● EXERCISE:
Copy, from the entries below, each line in which the string "result" appears.

● DATASET CONTENT:
********

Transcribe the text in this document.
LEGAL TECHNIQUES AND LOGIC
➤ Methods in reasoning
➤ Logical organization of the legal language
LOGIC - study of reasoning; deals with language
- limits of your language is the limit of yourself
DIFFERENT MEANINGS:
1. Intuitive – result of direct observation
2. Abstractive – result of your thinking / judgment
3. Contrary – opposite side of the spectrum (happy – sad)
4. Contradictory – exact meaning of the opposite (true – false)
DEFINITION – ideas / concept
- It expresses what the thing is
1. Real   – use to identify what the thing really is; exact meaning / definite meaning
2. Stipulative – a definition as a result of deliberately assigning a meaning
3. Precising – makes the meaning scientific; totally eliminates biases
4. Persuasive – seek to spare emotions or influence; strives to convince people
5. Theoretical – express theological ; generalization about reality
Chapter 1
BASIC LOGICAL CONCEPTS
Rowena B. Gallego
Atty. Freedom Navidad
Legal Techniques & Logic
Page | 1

********

● RESPONSE:
1. Intuitive – result of direct observation
2. Abstractive – result of your thinking / judgment
2. Stipulative – a definition as a result of deliberately assigning a meaning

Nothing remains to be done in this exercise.